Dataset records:
□ □ □ □ □ □ □
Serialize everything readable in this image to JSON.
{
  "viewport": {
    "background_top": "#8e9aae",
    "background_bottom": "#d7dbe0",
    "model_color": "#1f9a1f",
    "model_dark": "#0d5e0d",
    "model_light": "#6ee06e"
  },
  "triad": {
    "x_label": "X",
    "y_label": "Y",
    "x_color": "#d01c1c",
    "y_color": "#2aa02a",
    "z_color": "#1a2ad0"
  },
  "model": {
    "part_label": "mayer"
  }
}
□ □ □ □ □ □ □
WHAT TO PRODUCE:
All of the records must be repeated exactly.

PROBLEM SOLUTION:
Serialize everything readable in this image to JSON.
{
  "viewport": {
    "background_top": "#8e9aae",
    "background_bottom": "#d7dbe0",
    "model_color": "#1f9a1f",
    "model_dark": "#0d5e0d",
    "model_light": "#6ee06e"
  },
  "triad": {
    "x_label": "X",
    "y_label": "Y",
    "x_color": "#d01c1c",
    "y_color": "#2aa02a",
    "z_color": "#1a2ad0"
  },
  "model": {
    "part_label": "mayer"
  }
}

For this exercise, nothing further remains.